TO BE DONE:
(1) Please duplicate a passage from the au pair discussion word for word, beginning at the words "Taking a Computer" and stopping after "your free time.".
(2) Set down the entries below line for line, starting at the first line of the entries and ending after the line that contains "bar-yahoo [246,323,254,414]".

Taking a Computer Lunch January 16, 2011 at 11:22 pm

I know that many APs leave the homes of their parents to become APs. However, personally, when I think of an AP, I don’t think of daughter – I think of another adult in my house raising my children. I’d say the relationship is more akin to cousin or niece than sister or daughter. I assume most APs would not actually WANT to be treated like daughters – after all: 1) you already have parents and 2) you want to experience some adult freedom without our micro-managing your free time.

To the OP: when you failed to tell your HP that you scratched the car, did you also fail to tell the owners of the cars you “scratched”? Not only is the failure to leave a note unethical, but if someone witnessed your accident and reported it to the owner, your HF could find themselves liable for your “hit and run.”

As a HM, if I discovered that my AP had had two accidents that she didn’t tell me about, yes, the trust would be gone. I would feel angry and hurt. I’d also feel that her driving would ultimately become a liability (and as a mother working outside the home, the last thing I need in an AP is a liability). And yes, I would be ready to move on. I agree with the other comments – you need to accept responsibility that your actions have a direct impact on your relationship with your current HF. Ask your LCC to actively seek out families with whom you may rematch. Don’t expect to match with a HF that offers driving privileges – you may well have to earn those back.

Calif Mom January 17, 2011 at 11:45 am

THANK YOU used to be an au pair, for posting this:

“First of all, try to get rid of the expectation to be “a member of the family”. It’s all over the glossy leaflets the agencies give to potential APs, but I don’t think that many HFs really are able to treat their AP as an additional daughter from day one on (and that is what many APs think “being a member of the family” means).”

SUPPLIED ENTRIES:
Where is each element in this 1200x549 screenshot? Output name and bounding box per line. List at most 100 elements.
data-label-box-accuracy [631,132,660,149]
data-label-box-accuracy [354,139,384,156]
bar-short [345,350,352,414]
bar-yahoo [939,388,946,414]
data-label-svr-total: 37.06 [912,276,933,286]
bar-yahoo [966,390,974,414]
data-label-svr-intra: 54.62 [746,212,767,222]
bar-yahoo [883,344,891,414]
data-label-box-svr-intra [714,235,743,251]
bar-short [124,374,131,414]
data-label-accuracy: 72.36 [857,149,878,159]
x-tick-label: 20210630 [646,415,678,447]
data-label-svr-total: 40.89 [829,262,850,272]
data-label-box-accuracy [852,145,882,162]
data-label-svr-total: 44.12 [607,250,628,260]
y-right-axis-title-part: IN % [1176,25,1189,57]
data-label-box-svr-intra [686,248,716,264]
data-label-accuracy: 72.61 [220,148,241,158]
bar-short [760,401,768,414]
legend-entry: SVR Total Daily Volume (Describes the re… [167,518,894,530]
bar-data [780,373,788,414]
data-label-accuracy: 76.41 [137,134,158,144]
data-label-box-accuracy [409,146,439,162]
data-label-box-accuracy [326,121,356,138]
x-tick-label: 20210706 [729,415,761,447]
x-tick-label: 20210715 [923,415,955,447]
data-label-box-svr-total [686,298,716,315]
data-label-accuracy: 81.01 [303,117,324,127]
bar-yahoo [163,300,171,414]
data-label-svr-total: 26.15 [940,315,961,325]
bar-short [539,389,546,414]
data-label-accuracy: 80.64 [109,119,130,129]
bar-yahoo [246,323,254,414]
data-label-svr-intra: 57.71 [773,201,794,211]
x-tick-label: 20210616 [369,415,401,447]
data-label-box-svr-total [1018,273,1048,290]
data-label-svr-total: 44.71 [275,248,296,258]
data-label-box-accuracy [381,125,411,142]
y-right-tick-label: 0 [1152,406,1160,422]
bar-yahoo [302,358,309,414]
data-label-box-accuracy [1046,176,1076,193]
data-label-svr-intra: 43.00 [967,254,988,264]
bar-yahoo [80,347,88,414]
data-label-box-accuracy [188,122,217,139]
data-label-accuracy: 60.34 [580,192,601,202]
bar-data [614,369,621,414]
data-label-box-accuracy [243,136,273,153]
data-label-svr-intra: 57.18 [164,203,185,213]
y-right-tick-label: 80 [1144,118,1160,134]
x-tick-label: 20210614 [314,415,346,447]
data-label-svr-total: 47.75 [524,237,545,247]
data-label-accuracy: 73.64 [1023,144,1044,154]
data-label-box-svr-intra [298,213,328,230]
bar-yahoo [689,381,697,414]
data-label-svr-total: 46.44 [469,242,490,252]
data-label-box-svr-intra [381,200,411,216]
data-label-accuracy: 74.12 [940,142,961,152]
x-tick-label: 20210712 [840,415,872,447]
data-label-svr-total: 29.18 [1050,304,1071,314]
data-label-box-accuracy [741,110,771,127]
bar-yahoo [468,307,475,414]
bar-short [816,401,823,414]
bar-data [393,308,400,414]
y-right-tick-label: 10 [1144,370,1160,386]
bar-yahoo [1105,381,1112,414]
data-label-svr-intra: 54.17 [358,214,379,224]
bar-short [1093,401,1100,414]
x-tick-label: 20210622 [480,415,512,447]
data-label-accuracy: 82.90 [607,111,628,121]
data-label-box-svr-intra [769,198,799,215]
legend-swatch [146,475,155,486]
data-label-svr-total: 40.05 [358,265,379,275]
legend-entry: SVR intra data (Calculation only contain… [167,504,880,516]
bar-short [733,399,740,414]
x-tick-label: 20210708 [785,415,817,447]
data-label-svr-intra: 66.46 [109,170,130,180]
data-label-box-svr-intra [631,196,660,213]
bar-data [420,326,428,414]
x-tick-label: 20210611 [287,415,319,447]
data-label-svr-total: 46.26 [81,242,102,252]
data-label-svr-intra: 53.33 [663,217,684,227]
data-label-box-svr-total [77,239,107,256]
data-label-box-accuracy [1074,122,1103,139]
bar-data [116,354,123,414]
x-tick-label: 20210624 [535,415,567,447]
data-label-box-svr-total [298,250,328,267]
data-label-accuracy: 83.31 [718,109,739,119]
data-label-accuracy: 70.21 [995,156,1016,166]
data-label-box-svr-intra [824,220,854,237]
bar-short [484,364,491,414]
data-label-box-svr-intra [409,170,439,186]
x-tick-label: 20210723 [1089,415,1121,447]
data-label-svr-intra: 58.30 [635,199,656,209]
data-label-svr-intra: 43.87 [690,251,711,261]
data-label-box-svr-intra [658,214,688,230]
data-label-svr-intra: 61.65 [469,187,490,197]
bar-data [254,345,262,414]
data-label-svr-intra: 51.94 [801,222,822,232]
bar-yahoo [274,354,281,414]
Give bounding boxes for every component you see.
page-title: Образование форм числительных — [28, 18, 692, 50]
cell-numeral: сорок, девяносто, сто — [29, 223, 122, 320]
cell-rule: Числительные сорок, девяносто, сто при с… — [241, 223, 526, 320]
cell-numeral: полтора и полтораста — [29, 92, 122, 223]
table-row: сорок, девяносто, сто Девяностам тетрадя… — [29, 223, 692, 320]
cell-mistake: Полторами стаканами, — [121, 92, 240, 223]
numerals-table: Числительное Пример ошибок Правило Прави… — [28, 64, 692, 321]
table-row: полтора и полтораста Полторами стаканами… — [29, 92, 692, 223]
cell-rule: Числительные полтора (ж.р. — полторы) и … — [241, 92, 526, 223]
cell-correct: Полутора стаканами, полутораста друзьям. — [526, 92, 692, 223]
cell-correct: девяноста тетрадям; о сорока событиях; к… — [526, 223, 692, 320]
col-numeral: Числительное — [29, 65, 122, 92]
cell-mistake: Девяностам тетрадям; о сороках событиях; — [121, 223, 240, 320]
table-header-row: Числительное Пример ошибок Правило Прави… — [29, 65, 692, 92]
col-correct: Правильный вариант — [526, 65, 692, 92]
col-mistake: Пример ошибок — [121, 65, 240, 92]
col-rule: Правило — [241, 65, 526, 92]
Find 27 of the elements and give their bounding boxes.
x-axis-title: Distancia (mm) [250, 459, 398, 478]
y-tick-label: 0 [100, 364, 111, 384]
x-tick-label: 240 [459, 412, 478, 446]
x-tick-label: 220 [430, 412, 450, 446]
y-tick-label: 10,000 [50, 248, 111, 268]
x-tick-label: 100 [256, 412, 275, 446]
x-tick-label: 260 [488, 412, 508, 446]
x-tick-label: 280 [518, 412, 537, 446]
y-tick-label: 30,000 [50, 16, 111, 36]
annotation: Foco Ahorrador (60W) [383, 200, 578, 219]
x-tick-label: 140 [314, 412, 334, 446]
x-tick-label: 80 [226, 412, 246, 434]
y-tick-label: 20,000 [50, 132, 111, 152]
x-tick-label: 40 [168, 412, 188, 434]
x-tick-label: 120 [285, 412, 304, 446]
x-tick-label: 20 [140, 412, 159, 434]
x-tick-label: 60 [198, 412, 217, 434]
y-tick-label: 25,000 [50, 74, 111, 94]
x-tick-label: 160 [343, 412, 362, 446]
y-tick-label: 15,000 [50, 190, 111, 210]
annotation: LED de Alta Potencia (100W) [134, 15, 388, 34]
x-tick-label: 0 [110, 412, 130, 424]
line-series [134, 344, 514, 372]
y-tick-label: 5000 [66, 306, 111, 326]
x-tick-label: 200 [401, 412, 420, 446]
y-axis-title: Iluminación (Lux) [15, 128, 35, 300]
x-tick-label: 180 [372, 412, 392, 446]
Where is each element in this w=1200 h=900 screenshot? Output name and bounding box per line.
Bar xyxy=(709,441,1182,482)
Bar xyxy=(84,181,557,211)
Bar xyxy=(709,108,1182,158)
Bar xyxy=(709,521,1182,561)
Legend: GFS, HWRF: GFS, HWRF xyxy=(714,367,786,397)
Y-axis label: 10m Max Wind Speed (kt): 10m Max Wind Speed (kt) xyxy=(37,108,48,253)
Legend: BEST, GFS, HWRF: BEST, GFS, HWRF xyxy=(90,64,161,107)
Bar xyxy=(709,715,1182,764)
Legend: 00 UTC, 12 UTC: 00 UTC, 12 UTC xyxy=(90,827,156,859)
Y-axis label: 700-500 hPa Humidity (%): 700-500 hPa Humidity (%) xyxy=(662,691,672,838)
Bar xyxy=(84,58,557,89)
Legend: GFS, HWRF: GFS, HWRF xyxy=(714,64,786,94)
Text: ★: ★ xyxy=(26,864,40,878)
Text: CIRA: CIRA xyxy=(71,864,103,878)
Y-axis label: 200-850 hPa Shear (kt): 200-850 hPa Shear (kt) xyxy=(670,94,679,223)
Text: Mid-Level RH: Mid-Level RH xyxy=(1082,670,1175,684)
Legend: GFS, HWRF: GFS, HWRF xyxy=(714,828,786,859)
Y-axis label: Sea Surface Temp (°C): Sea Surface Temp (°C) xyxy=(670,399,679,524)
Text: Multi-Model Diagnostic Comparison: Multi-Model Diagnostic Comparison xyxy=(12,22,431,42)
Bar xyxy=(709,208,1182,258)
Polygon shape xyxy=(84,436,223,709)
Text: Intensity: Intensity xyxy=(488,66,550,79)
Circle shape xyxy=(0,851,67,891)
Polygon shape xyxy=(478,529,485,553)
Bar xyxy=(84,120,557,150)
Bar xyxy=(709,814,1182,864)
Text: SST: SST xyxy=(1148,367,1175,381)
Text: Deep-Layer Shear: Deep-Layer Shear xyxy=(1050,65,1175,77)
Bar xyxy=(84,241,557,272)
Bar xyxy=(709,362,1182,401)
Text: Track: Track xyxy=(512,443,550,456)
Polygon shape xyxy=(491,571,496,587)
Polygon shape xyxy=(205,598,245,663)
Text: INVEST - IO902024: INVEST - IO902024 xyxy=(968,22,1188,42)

SOLUTIONS IN ORDER:
(1)
Taking a Computer Lunch January 16, 2011 at 11:22 pm

I know that many APs leave the homes of their parents to become APs. However, personally, when I think of an AP, I don’t think of daughter – I think of another adult in my house raising my children. I’d say the relationship is more akin to cousin or niece than sister or daughter. I assume most APs would not actually WANT to be treated like daughters – after all: 1) you already have parents and 2) you want to experience some adult freedom without our micro-managing your free time.

(2)
Where is each element in this 1200x549 screenshot? Output name and bounding box per line. List at most 100 elements.
data-label-box-accuracy [631,132,660,149]
data-label-box-accuracy [354,139,384,156]
bar-short [345,350,352,414]
bar-yahoo [939,388,946,414]
data-label-svr-total: 37.06 [912,276,933,286]
bar-yahoo [966,390,974,414]
data-label-svr-intra: 54.62 [746,212,767,222]
bar-yahoo [883,344,891,414]
data-label-box-svr-intra [714,235,743,251]
bar-short [124,374,131,414]
data-label-accuracy: 72.36 [857,149,878,159]
x-tick-label: 20210630 [646,415,678,447]
data-label-svr-total: 40.89 [829,262,850,272]
data-label-box-accuracy [852,145,882,162]
data-label-svr-total: 44.12 [607,250,628,260]
y-right-axis-title-part: IN % [1176,25,1189,57]
data-label-box-svr-intra [686,248,716,264]
data-label-accuracy: 72.61 [220,148,241,158]
bar-short [760,401,768,414]
legend-entry: SVR Total Daily Volume (Describes the re… [167,518,894,530]
bar-data [780,373,788,414]
data-label-accuracy: 76.41 [137,134,158,144]
data-label-box-accuracy [409,146,439,162]
data-label-box-accuracy [326,121,356,138]
x-tick-label: 20210706 [729,415,761,447]
x-tick-label: 20210715 [923,415,955,447]
data-label-box-svr-total [686,298,716,315]
data-label-accuracy: 81.01 [303,117,324,127]
bar-yahoo [163,300,171,414]
data-label-svr-total: 26.15 [940,315,961,325]
bar-short [539,389,546,414]
data-label-accuracy: 80.64 [109,119,130,129]
bar-yahoo [246,323,254,414]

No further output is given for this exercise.